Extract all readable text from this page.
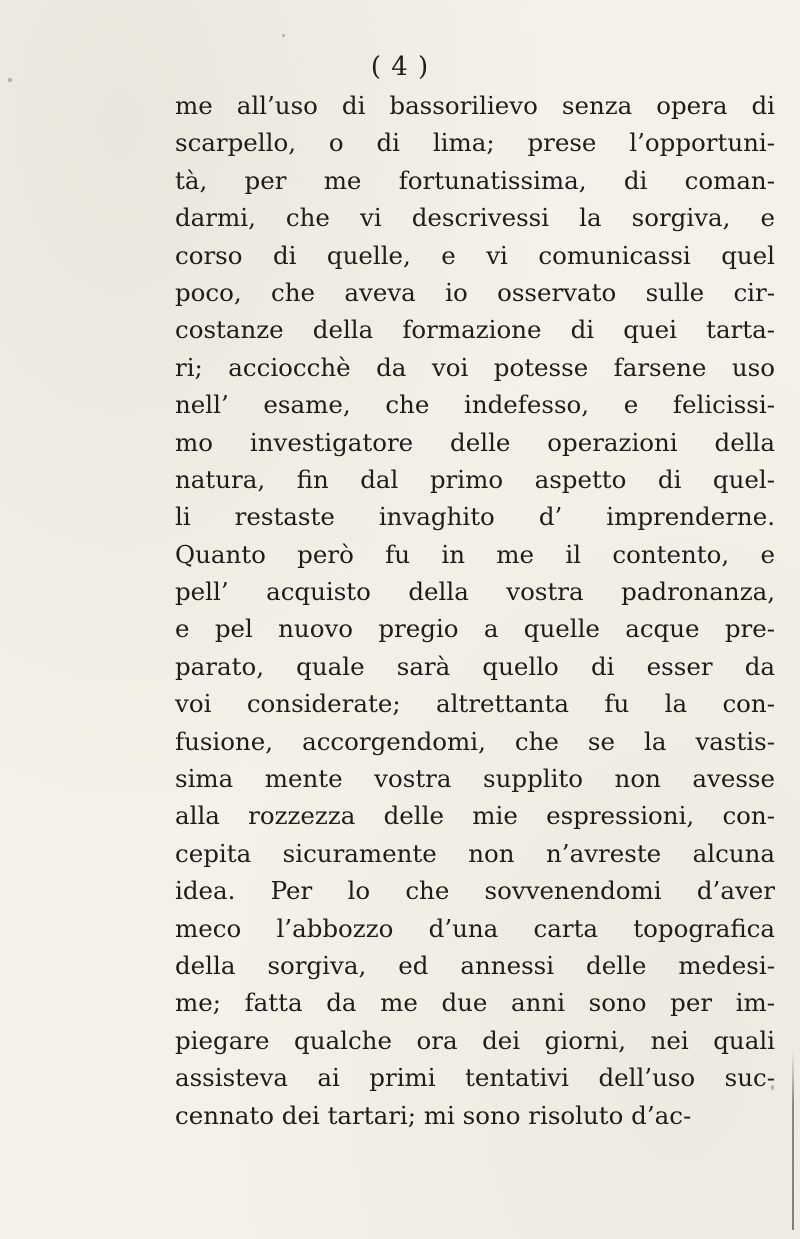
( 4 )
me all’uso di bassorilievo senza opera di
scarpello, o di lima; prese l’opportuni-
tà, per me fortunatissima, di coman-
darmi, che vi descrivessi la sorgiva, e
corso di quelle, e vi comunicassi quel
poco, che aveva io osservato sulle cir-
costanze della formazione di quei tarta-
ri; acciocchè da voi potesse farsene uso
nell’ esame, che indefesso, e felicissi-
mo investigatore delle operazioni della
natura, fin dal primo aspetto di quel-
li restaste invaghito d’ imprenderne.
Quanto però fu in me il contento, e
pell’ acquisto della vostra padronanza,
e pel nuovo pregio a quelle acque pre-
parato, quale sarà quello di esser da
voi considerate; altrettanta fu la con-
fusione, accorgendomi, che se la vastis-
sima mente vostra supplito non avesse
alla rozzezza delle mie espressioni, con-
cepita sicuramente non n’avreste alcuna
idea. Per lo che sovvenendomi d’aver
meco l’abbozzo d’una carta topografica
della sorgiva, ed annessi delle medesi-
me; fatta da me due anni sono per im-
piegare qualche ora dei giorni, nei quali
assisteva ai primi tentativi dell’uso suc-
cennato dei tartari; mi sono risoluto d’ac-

-- Exercise requirements --
Take every line containing the word "sono" and copy it.

-- Task response --
me; fatta da me due anni sono per im-
cennato dei tartari; mi sono risoluto d’ac-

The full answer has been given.